▸ **Records from a collection of figures**
◇ ◇ ◇ ◇ ◇ ◇ ◇

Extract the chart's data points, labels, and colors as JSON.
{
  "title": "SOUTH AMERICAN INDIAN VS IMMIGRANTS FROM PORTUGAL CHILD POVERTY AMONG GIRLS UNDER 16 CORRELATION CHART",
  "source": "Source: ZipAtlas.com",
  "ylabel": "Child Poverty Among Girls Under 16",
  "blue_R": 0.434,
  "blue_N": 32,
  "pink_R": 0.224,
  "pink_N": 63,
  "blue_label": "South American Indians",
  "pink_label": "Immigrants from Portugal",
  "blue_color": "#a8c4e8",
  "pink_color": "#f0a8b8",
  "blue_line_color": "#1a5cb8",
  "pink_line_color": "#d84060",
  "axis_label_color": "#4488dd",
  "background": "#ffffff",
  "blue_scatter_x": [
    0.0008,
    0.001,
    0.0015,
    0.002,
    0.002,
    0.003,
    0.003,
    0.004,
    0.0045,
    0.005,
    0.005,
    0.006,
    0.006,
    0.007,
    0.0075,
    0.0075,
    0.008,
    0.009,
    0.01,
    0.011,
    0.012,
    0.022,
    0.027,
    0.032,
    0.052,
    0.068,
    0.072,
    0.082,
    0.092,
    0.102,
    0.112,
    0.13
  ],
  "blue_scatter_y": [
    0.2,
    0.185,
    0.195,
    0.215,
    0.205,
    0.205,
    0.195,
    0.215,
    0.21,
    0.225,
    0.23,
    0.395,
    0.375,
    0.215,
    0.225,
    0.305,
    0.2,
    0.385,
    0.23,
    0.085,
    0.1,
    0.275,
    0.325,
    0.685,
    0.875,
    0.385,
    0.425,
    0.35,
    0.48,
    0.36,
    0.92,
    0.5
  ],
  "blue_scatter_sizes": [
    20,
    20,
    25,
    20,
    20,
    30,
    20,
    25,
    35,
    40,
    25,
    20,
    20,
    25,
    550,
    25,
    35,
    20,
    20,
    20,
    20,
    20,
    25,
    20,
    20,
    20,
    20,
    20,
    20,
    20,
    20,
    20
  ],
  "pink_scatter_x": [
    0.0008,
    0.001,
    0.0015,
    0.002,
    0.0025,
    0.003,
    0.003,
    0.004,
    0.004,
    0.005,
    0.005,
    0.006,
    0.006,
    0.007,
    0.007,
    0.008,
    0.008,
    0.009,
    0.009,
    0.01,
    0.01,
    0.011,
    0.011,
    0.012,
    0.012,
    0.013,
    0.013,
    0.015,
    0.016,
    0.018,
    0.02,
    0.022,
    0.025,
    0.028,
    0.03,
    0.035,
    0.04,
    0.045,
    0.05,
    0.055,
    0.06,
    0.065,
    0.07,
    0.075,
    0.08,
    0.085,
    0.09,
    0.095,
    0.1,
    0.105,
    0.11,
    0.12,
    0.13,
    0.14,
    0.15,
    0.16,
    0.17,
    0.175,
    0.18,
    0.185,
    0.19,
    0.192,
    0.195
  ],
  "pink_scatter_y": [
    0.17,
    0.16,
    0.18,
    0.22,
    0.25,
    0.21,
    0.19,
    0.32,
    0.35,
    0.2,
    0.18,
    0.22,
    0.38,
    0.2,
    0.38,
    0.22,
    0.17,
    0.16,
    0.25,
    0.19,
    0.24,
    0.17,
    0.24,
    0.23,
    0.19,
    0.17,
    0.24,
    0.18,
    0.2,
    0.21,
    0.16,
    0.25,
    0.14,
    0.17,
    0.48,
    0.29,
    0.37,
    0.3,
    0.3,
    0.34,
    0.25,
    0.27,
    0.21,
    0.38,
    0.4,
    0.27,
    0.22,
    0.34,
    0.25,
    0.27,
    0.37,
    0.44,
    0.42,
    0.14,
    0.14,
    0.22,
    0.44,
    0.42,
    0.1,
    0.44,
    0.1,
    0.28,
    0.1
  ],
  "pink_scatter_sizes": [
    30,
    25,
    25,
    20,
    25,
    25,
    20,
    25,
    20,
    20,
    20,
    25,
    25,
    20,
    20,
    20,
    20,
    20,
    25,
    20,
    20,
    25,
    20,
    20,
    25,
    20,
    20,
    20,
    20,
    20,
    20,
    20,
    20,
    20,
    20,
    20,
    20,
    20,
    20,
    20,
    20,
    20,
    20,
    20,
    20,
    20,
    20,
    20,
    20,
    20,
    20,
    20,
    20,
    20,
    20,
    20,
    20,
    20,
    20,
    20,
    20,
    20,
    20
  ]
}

◇ ◇ ◇ ◇ ◇ ◇ ◇

▸ **WHAT NEEDS TO BE DONE**
Extract the complete set of records unchanged.

▸ **OUTPUT**
Extract the chart's data points, labels, and colors as JSON.
{
  "title": "SOUTH AMERICAN INDIAN VS IMMIGRANTS FROM PORTUGAL CHILD POVERTY AMONG GIRLS UNDER 16 CORRELATION CHART",
  "source": "Source: ZipAtlas.com",
  "ylabel": "Child Poverty Among Girls Under 16",
  "blue_R": 0.434,
  "blue_N": 32,
  "pink_R": 0.224,
  "pink_N": 63,
  "blue_label": "South American Indians",
  "pink_label": "Immigrants from Portugal",
  "blue_color": "#a8c4e8",
  "pink_color": "#f0a8b8",
  "blue_line_color": "#1a5cb8",
  "pink_line_color": "#d84060",
  "axis_label_color": "#4488dd",
  "background": "#ffffff",
  "blue_scatter_x": [
    0.0008,
    0.001,
    0.0015,
    0.002,
    0.002,
    0.003,
    0.003,
    0.004,
    0.0045,
    0.005,
    0.005,
    0.006,
    0.006,
    0.007,
    0.0075,
    0.0075,
    0.008,
    0.009,
    0.01,
    0.011,
    0.012,
    0.022,
    0.027,
    0.032,
    0.052,
    0.068,
    0.072,
    0.082,
    0.092,
    0.102,
    0.112,
    0.13
  ],
  "blue_scatter_y": [
    0.2,
    0.185,
    0.195,
    0.215,
    0.205,
    0.205,
    0.195,
    0.215,
    0.21,
    0.225,
    0.23,
    0.395,
    0.375,
    0.215,
    0.225,
    0.305,
    0.2,
    0.385,
    0.23,
    0.085,
    0.1,
    0.275,
    0.325,
    0.685,
    0.875,
    0.385,
    0.425,
    0.35,
    0.48,
    0.36,
    0.92,
    0.5
  ],
  "blue_scatter_sizes": [
    20,
    20,
    25,
    20,
    20,
    30,
    20,
    25,
    35,
    40,
    25,
    20,
    20,
    25,
    550,
    25,
    35,
    20,
    20,
    20,
    20,
    20,
    25,
    20,
    20,
    20,
    20,
    20,
    20,
    20,
    20,
    20
  ],
  "pink_scatter_x": [
    0.0008,
    0.001,
    0.0015,
    0.002,
    0.0025,
    0.003,
    0.003,
    0.004,
    0.004,
    0.005,
    0.005,
    0.006,
    0.006,
    0.007,
    0.007,
    0.008,
    0.008,
    0.009,
    0.009,
    0.01,
    0.01,
    0.011,
    0.011,
    0.012,
    0.012,
    0.013,
    0.013,
    0.015,
    0.016,
    0.018,
    0.02,
    0.022,
    0.025,
    0.028,
    0.03,
    0.035,
    0.04,
    0.045,
    0.05,
    0.055,
    0.06,
    0.065,
    0.07,
    0.075,
    0.08,
    0.085,
    0.09,
    0.095,
    0.1,
    0.105,
    0.11,
    0.12,
    0.13,
    0.14,
    0.15,
    0.16,
    0.17,
    0.175,
    0.18,
    0.185,
    0.19,
    0.192,
    0.195
  ],
  "pink_scatter_y": [
    0.17,
    0.16,
    0.18,
    0.22,
    0.25,
    0.21,
    0.19,
    0.32,
    0.35,
    0.2,
    0.18,
    0.22,
    0.38,
    0.2,
    0.38,
    0.22,
    0.17,
    0.16,
    0.25,
    0.19,
    0.24,
    0.17,
    0.24,
    0.23,
    0.19,
    0.17,
    0.24,
    0.18,
    0.2,
    0.21,
    0.16,
    0.25,
    0.14,
    0.17,
    0.48,
    0.29,
    0.37,
    0.3,
    0.3,
    0.34,
    0.25,
    0.27,
    0.21,
    0.38,
    0.4,
    0.27,
    0.22,
    0.34,
    0.25,
    0.27,
    0.37,
    0.44,
    0.42,
    0.14,
    0.14,
    0.22,
    0.44,
    0.42,
    0.1,
    0.44,
    0.1,
    0.28,
    0.1
  ],
  "pink_scatter_sizes": [
    30,
    25,
    25,
    20,
    25,
    25,
    20,
    25,
    20,
    20,
    20,
    25,
    25,
    20,
    20,
    20,
    20,
    20,
    25,
    20,
    20,
    25,
    20,
    20,
    25,
    20,
    20,
    20,
    20,
    20,
    20,
    20,
    20,
    20,
    20,
    20,
    20,
    20,
    20,
    20,
    20,
    20,
    20,
    20,
    20,
    20,
    20,
    20,
    20,
    20,
    20,
    20,
    20,
    20,
    20,
    20,
    20,
    20,
    20,
    20,
    20,
    20,
    20
  ]
}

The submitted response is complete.